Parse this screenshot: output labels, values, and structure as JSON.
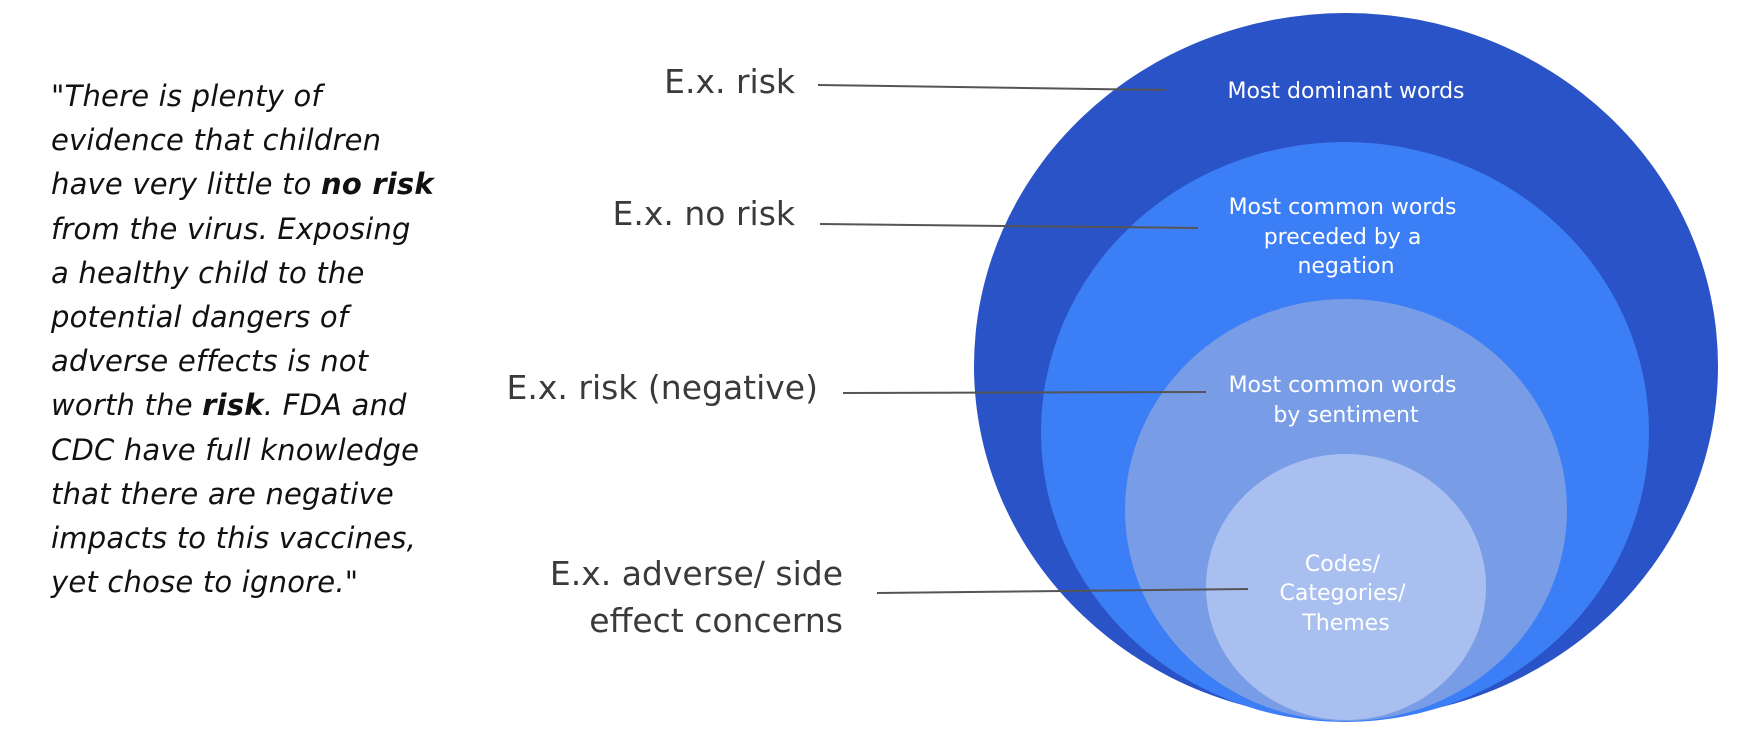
{
  "quote": {
    "lines": [
      {
        "pre": "\"There is plenty of",
        "bold": "",
        "post": ""
      },
      {
        "pre": "evidence that children",
        "bold": "",
        "post": ""
      },
      {
        "pre": "have very little to ",
        "bold": "no risk",
        "post": ""
      },
      {
        "pre": "from the virus. Exposing",
        "bold": "",
        "post": ""
      },
      {
        "pre": "a healthy child to the",
        "bold": "",
        "post": ""
      },
      {
        "pre": "potential dangers of",
        "bold": "",
        "post": ""
      },
      {
        "pre": "adverse effects is not",
        "bold": "",
        "post": ""
      },
      {
        "pre": "worth the ",
        "bold": "risk",
        "post": ". FDA and"
      },
      {
        "pre": "CDC have full knowledge",
        "bold": "",
        "post": ""
      },
      {
        "pre": "that there are negative",
        "bold": "",
        "post": ""
      },
      {
        "pre": "impacts to this vaccines,",
        "bold": "",
        "post": ""
      },
      {
        "pre": "yet chose to ignore.\"",
        "bold": "",
        "post": ""
      }
    ]
  },
  "examples": {
    "ex1": "E.x. risk",
    "ex2": "E.x. no risk",
    "ex3": "E.x. risk (negative)",
    "ex4_line1": "E.x. adverse/ side",
    "ex4_line2": "effect concerns"
  },
  "rings": {
    "level1": {
      "line1": "Most dominant words",
      "color": "#2953c6"
    },
    "level2": {
      "line1": "Most common words",
      "line2": "preceded by a",
      "line3": "negation",
      "color": "#3b7ef5"
    },
    "level3": {
      "line1": "Most common words",
      "line2": "by sentiment",
      "color": "#789de6"
    },
    "level4": {
      "line1": "Codes/",
      "line2": "Categories/",
      "line3": "Themes",
      "color": "#a8bff0"
    }
  },
  "colors": {
    "leader_line": "#555555",
    "quote_text": "#111111",
    "label_text": "#3a3a3a"
  }
}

━━━━━━━━

Task details: Leave the images behind and write out every entry exactly.

Response to this exercise:
Parse this screenshot: output labels, values, and structure as JSON.
{
  "quote": {
    "lines": [
      {
        "pre": "\"There is plenty of",
        "bold": "",
        "post": ""
      },
      {
        "pre": "evidence that children",
        "bold": "",
        "post": ""
      },
      {
        "pre": "have very little to ",
        "bold": "no risk",
        "post": ""
      },
      {
        "pre": "from the virus. Exposing",
        "bold": "",
        "post": ""
      },
      {
        "pre": "a healthy child to the",
        "bold": "",
        "post": ""
      },
      {
        "pre": "potential dangers of",
        "bold": "",
        "post": ""
      },
      {
        "pre": "adverse effects is not",
        "bold": "",
        "post": ""
      },
      {
        "pre": "worth the ",
        "bold": "risk",
        "post": ". FDA and"
      },
      {
        "pre": "CDC have full knowledge",
        "bold": "",
        "post": ""
      },
      {
        "pre": "that there are negative",
        "bold": "",
        "post": ""
      },
      {
        "pre": "impacts to this vaccines,",
        "bold": "",
        "post": ""
      },
      {
        "pre": "yet chose to ignore.\"",
        "bold": "",
        "post": ""
      }
    ]
  },
  "examples": {
    "ex1": "E.x. risk",
    "ex2": "E.x. no risk",
    "ex3": "E.x. risk (negative)",
    "ex4_line1": "E.x. adverse/ side",
    "ex4_line2": "effect concerns"
  },
  "rings": {
    "level1": {
      "line1": "Most dominant words",
      "color": "#2953c6"
    },
    "level2": {
      "line1": "Most common words",
      "line2": "preceded by a",
      "line3": "negation",
      "color": "#3b7ef5"
    },
    "level3": {
      "line1": "Most common words",
      "line2": "by sentiment",
      "color": "#789de6"
    },
    "level4": {
      "line1": "Codes/",
      "line2": "Categories/",
      "line3": "Themes",
      "color": "#a8bff0"
    }
  },
  "colors": {
    "leader_line": "#555555",
    "quote_text": "#111111",
    "label_text": "#3a3a3a"
  }
}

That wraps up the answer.